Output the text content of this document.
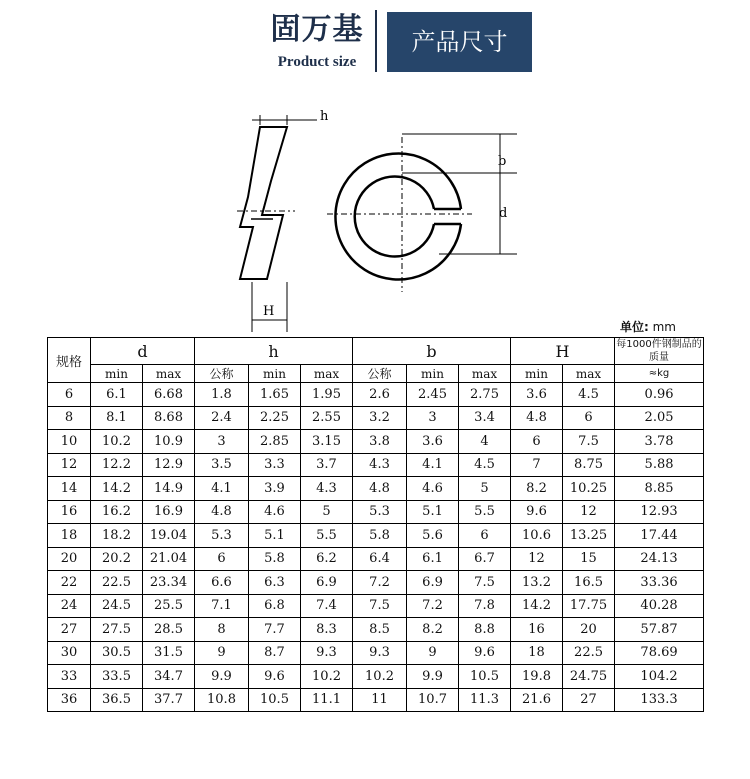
固万基
Product size
产品尺寸
h
H
b
d
单位: mm
规格	d		h			b			H		每1000件钢制品的质量
	min	max	公称	min	max	公称	min	max	min	max	≈kg
6	6.1	6.68	1.8	1.65	1.95	2.6	2.45	2.75	3.6	4.5	0.96
8	8.1	8.68	2.4	2.25	2.55	3.2	3	3.4	4.8	6	2.05
10	10.2	10.9	3	2.85	3.15	3.8	3.6	4	6	7.5	3.78
12	12.2	12.9	3.5	3.3	3.7	4.3	4.1	4.5	7	8.75	5.88
14	14.2	14.9	4.1	3.9	4.3	4.8	4.6	5	8.2	10.25	8.85
16	16.2	16.9	4.8	4.6	5	5.3	5.1	5.5	9.6	12	12.93
18	18.2	19.04	5.3	5.1	5.5	5.8	5.6	6	10.6	13.25	17.44
20	20.2	21.04	6	5.8	6.2	6.4	6.1	6.7	12	15	24.13
22	22.5	23.34	6.6	6.3	6.9	7.2	6.9	7.5	13.2	16.5	33.36
24	24.5	25.5	7.1	6.8	7.4	7.5	7.2	7.8	14.2	17.75	40.28
27	27.5	28.5	8	7.7	8.3	8.5	8.2	8.8	16	20	57.87
30	30.5	31.5	9	8.7	9.3	9.3	9	9.6	18	22.5	78.69
33	33.5	34.7	9.9	9.6	10.2	10.2	9.9	10.5	19.8	24.75	104.2
36	36.5	37.7	10.8	10.5	11.1	11	10.7	11.3	21.6	27	133.3
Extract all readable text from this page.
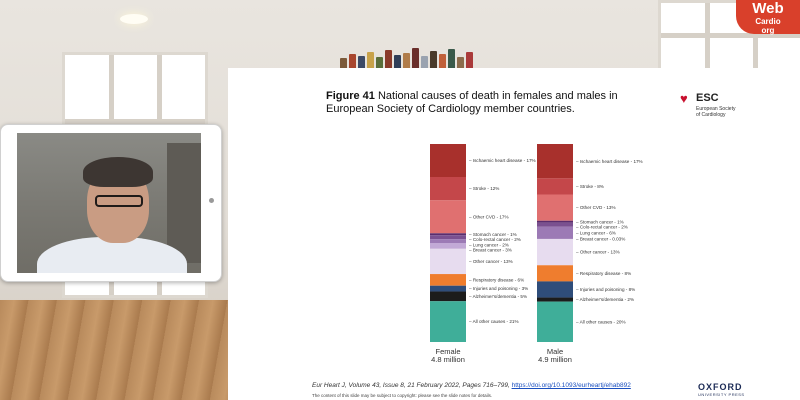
Web
Cardio
org
Figure 41 National causes of death in females and males in European Society of Cardiology member countries.
♥ ESC
European Society
of Cardiology
– Ischaemic heart disease - 17%
– Stroke - 12%
– Other CVD - 17%
– Stomach cancer - 1%
– Colo-rectal cancer - 2%
– Lung cancer - 2%
– Breast cancer - 3%
– Other cancer - 13%
– Respiratory disease - 6%
– Injuries and poisoning - 3%
– Alzheimer's/dementia - 5%
– All other causes - 21%
Female
4.8 million
– Ischaemic heart disease - 17%
– Stroke - 8%
– Other CVD - 13%
– Stomach cancer - 1%
– Colo-rectal cancer - 2%
– Lung cancer - 6%
– Breast cancer - 0.03%
– Other cancer - 13%
– Respiratory disease - 8%
– Injuries and poisoning - 8%
– Alzheimer's/dementia - 2%
– All other causes - 20%
Male
4.9 million
Eur Heart J, Volume 43, Issue 8, 21 February 2022, Pages 716–799, https://doi.org/10.1093/eurheartj/ehab892
The content of this slide may be subject to copyright: please see the slide notes for details.
OXFORD
UNIVERSITY PRESS
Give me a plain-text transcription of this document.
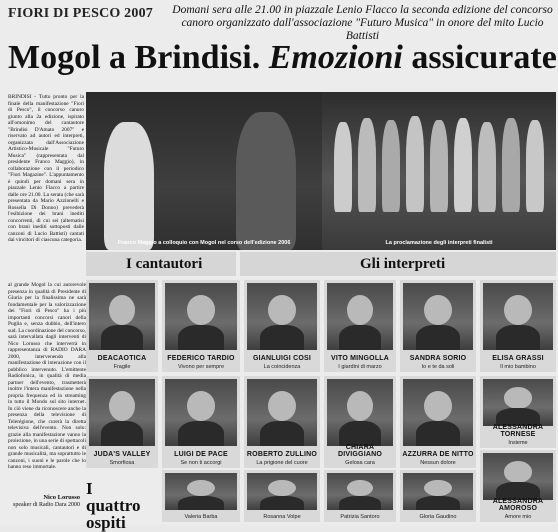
FIORI DI PESCO 2007 Domani sera alle 21.00 in piazzale Lenio Flacco la seconda edizione del concorso canoro organizzato dall'associazione "Futuro Musica" in onore del mito Lucio Battisti
Mogol a Brindisi. Emozioni assicurate
BRINDISI - Tutto pronto per la finale della manifestazione "Fiori di Pesco", il concorso canoro giunto alla 2a edizione, ispirato all'omonimo del cantautore "Brindisi D'Amato 2007" e riservato ad autori ed interpreti, organizzata dall'Associazione Artistico-Musicale "Futuro Musica" (rappresentata dal presidente Franco Maggio), in collaborazione con il periodico "Fiori Magazine". L'appuntamento è quindi per domani sera in piazzale Lenio Flacco a partire dalle ore 21.00. La serata (che sarà presentata da Mario Azzinnelli e Rossella Di Donno) prevederà l'esibizione dei brani inediti concorrenti, di cui sei (alternatisi con brani inediti sottoposti dalle canzoni di Lucio Battisti) cantati dai vincitori di ciascuna categoria.	Franco Maggio a colloquio con Mogol nel corso dell'edizione 2006	La proclamazione degli interpreti finalisti
al grande Mogol la cui autorevole presenza in qualità di Presidente di Giuria per la finalissima ne sarà fondamentale per la valorizzazione dei "Fiori di Pesco" ha i più importanti concorsi canori della Puglia e, senza dubbio, dell'intero sud. La coordinazione del concorso, sarà intervallata dagli interventi di Nico Lorusso che interverrà in rappresentanza di RADIO DARA 2000, intervenendo alla manifestazione di interazione con il pubblico intervenuto. L'emittente Radiofonica, in qualità di media partner dell'evento, trasmetterà inoltre l'intera manifestazione nella propria frequenza ed in streaming in tutto il Mondo sul sito internet. In ciò viene da riconoscere anche la presenza della televisione di Telerégione, che curerà la diretta televisiva dell'evento. Non solo: grazie alla manifestazione vanno la proiezione, in una serie di spettacoli non solo musicali, cantautori e di grande musicalità, ma soprattutto le canzoni, i suoni e le parole che lo hanno reso immortale.
I cantautori	Gli interpreti
DEACAOTICA
Fragile
FEDERICO TARDIO
Vivono per sempre
GIANLUIGI COSI
La coincidenza
VITO MINGOLLA
I giardini di marzo
SANDRA SORIO
Io e te da soli
ELISA GRASSI
Il mio bambino
JUDA'S VALLEY
Smorfiosa
LUIGI DE PACE
Se non ti accorgi
ROBERTO ZULLINO
La prigione del cuore
CHIARA DIVIGGIANO
Gelosa cara
AZZURRA DE NITTO
Nessun dolore
ALESSANDRA TORNESE
Insieme
ALESSANDRA AMOROSO
Amore mio
I
quattro
ospiti	Valeria Barba	Rosanna Volpe	Patrizia Santoro	Gloria Gaudino
Nico Lorusso
speaker di Radio Dara 2000
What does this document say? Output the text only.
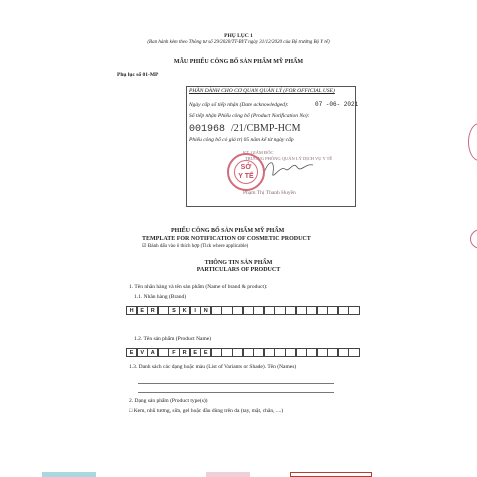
PHỤ LỤC 1
(Ban hành kèm theo Thông tư số 29/2020/TT-BYT ngày 31/12/2020 của Bộ trưởng Bộ Y tế)
MẪU PHIẾU CÔNG BỐ SẢN PHẨM MỸ PHẨM
Phụ lục số 01-MP
PHẦN DÀNH CHO CƠ QUAN QUẢN LÝ (FOR OFFICIAL USE)
Ngày cấp số tiếp nhận (Date acknowledged):	07 -06- 2021
Số tiếp nhận Phiếu công bố (Product Notification No):
001968 /21/CBMP-HCM
Phiếu công bố có giá trị 05 năm kể từ ngày cấp
KT. GIÁM ĐỐC
TRƯỞNG PHÒNG QUẢN LÝ DỊCH VỤ Y TẾ
Phạm Thị Thanh Huyền
SỞ
Y TẾ
PHIẾU CÔNG BỐ SẢN PHẨM MỸ PHẨM
TEMPLATE FOR NOTIFICATION OF COSMETIC PRODUCT
☑ Đánh dấu vào ô thích hợp (Tick where applicable)
THÔNG TIN SẢN PHẨM
PARTICULARS OF PRODUCT
1. Tên nhãn hàng và tên sản phẩm (Name of brand & product):
1.1. Nhãn hàng (Brand)
H	E	R	S	K	I	N
1.2. Tên sản phẩm (Product Name)
E	V	A	F	R	E	E
1.3. Danh sách các dạng hoặc màu (List of Variants or Shade). Tên (Names)
2. Dạng sản phẩm (Product type(s))
□ Kem, nhũ tương, sữa, gel hoặc dầu dùng trên da (tay, mặt, chân, ....)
----------------
» **Short problem**: Print each of the records above exactly as written, leaving no picture in the copy.

» **Answer below**:
Output the text content of this document.
固万基
Product size
产品尺寸
h
H
b
d
单位: mm
规格	d		h			b			H		每1000件钢制品的质量
	min	max	公称	min	max	公称	min	max	min	max	≈kg
6	6.1	6.68	1.8	1.65	1.95	2.6	2.45	2.75	3.6	4.5	0.96
8	8.1	8.68	2.4	2.25	2.55	3.2	3	3.4	4.8	6	2.05
10	10.2	10.9	3	2.85	3.15	3.8	3.6	4	6	7.5	3.78
12	12.2	12.9	3.5	3.3	3.7	4.3	4.1	4.5	7	8.75	5.88
14	14.2	14.9	4.1	3.9	4.3	4.8	4.6	5	8.2	10.25	8.85
16	16.2	16.9	4.8	4.6	5	5.3	5.1	5.5	9.6	12	12.93
18	18.2	19.04	5.3	5.1	5.5	5.8	5.6	6	10.6	13.25	17.44
20	20.2	21.04	6	5.8	6.2	6.4	6.1	6.7	12	15	24.13
22	22.5	23.34	6.6	6.3	6.9	7.2	6.9	7.5	13.2	16.5	33.36
24	24.5	25.5	7.1	6.8	7.4	7.5	7.2	7.8	14.2	17.75	40.28
27	27.5	28.5	8	7.7	8.3	8.5	8.2	8.8	16	20	57.87
30	30.5	31.5	9	8.7	9.3	9.3	9	9.6	18	22.5	78.69
33	33.5	34.7	9.9	9.6	10.2	10.2	9.9	10.5	19.8	24.75	104.2
36	36.5	37.7	10.8	10.5	11.1	11	10.7	11.3	21.6	27	133.3
Extract all readable text from this page.
Web
Cardio
org
Figure 41 National causes of death in females and males in European Society of Cardiology member countries.
♥ ESC
European Society
of Cardiology
– Ischaemic heart disease - 17%
– Stroke - 12%
– Other CVD - 17%
– Stomach cancer - 1%
– Colo-rectal cancer - 2%
– Lung cancer - 2%
– Breast cancer - 3%
– Other cancer - 13%
– Respiratory disease - 6%
– Injuries and poisoning - 3%
– Alzheimer's/dementia - 5%
– All other causes - 21%
Female
4.8 million
– Ischaemic heart disease - 17%
– Stroke - 8%
– Other CVD - 13%
– Stomach cancer - 1%
– Colo-rectal cancer - 2%
– Lung cancer - 6%
– Breast cancer - 0.03%
– Other cancer - 13%
– Respiratory disease - 8%
– Injuries and poisoning - 8%
– Alzheimer's/dementia - 2%
– All other causes - 20%
Male
4.9 million
Eur Heart J, Volume 43, Issue 8, 21 February 2022, Pages 716–799, https://doi.org/10.1093/eurheartj/ehab892
The content of this slide may be subject to copyright: please see the slide notes for details.
OXFORD
UNIVERSITY PRESS
Give me a plain-text transcription of this document.
FIORI DI PESCO 2007 Domani sera alle 21.00 in piazzale Lenio Flacco la seconda edizione del concorso canoro organizzato dall'associazione "Futuro Musica" in onore del mito Lucio Battisti
Mogol a Brindisi. Emozioni assicurate
BRINDISI - Tutto pronto per la finale della manifestazione "Fiori di Pesco", il concorso canoro giunto alla 2a edizione, ispirato all'omonimo del cantautore "Brindisi D'Amato 2007" e riservato ad autori ed interpreti, organizzata dall'Associazione Artistico-Musicale "Futuro Musica" (rappresentata dal presidente Franco Maggio), in collaborazione con il periodico "Fiori Magazine". L'appuntamento è quindi per domani sera in piazzale Lenio Flacco a partire dalle ore 21.00. La serata (che sarà presentata da Mario Azzinnelli e Rossella Di Donno) prevederà l'esibizione dei brani inediti concorrenti, di cui sei (alternatisi con brani inediti sottoposti dalle canzoni di Lucio Battisti) cantati dai vincitori di ciascuna categoria.	Franco Maggio a colloquio con Mogol nel corso dell'edizione 2006	La proclamazione degli interpreti finalisti
al grande Mogol la cui autorevole presenza in qualità di Presidente di Giuria per la finalissima ne sarà fondamentale per la valorizzazione dei "Fiori di Pesco" ha i più importanti concorsi canori della Puglia e, senza dubbio, dell'intero sud. La coordinazione del concorso, sarà intervallata dagli interventi di Nico Lorusso che interverrà in rappresentanza di RADIO DARA 2000, intervenendo alla manifestazione di interazione con il pubblico intervenuto. L'emittente Radiofonica, in qualità di media partner dell'evento, trasmetterà inoltre l'intera manifestazione nella propria frequenza ed in streaming in tutto il Mondo sul sito internet. In ciò viene da riconoscere anche la presenza della televisione di Telerégione, che curerà la diretta televisiva dell'evento. Non solo: grazie alla manifestazione vanno la proiezione, in una serie di spettacoli non solo musicali, cantautori e di grande musicalità, ma soprattutto le canzoni, i suoni e le parole che lo hanno reso immortale.
I cantautori	Gli interpreti
DEACAOTICA
Fragile
FEDERICO TARDIO
Vivono per sempre
GIANLUIGI COSI
La coincidenza
VITO MINGOLLA
I giardini di marzo
SANDRA SORIO
Io e te da soli
ELISA GRASSI
Il mio bambino
JUDA'S VALLEY
Smorfiosa
LUIGI DE PACE
Se non ti accorgi
ROBERTO ZULLINO
La prigione del cuore
CHIARA DIVIGGIANO
Gelosa cara
AZZURRA DE NITTO
Nessun dolore
ALESSANDRA TORNESE
Insieme
ALESSANDRA AMOROSO
Amore mio
I
quattro
ospiti	Valeria Barba	Rosanna Volpe	Patrizia Santoro	Gloria Gaudino
Nico Lorusso
speaker di Radio Dara 2000
What does this document say? Output the text only.
PHỤ LỤC 1
(Ban hành kèm theo Thông tư số 29/2020/TT-BYT ngày 31/12/2020 của Bộ trưởng Bộ Y tế)
MẪU PHIẾU CÔNG BỐ SẢN PHẨM MỸ PHẨM
Phụ lục số 01-MP
PHẦN DÀNH CHO CƠ QUAN QUẢN LÝ (FOR OFFICIAL USE)
Ngày cấp số tiếp nhận (Date acknowledged):	07 -06- 2021
Số tiếp nhận Phiếu công bố (Product Notification No):
001968 /21/CBMP-HCM
Phiếu công bố có giá trị 05 năm kể từ ngày cấp
KT. GIÁM ĐỐC
TRƯỞNG PHÒNG QUẢN LÝ DỊCH VỤ Y TẾ
Phạm Thị Thanh Huyền
SỞ
Y TẾ
PHIẾU CÔNG BỐ SẢN PHẨM MỸ PHẨM
TEMPLATE FOR NOTIFICATION OF COSMETIC PRODUCT
☑ Đánh dấu vào ô thích hợp (Tick where applicable)
THÔNG TIN SẢN PHẨM
PARTICULARS OF PRODUCT
1. Tên nhãn hàng và tên sản phẩm (Name of brand & product):
1.1. Nhãn hàng (Brand)
H	E	R	S	K	I	N
1.2. Tên sản phẩm (Product Name)
E	V	A	F	R	E	E
1.3. Danh sách các dạng hoặc màu (List of Variants or Shade). Tên (Names)
2. Dạng sản phẩm (Product type(s))
□ Kem, nhũ tương, sữa, gel hoặc dầu dùng trên da (tay, mặt, chân, ....)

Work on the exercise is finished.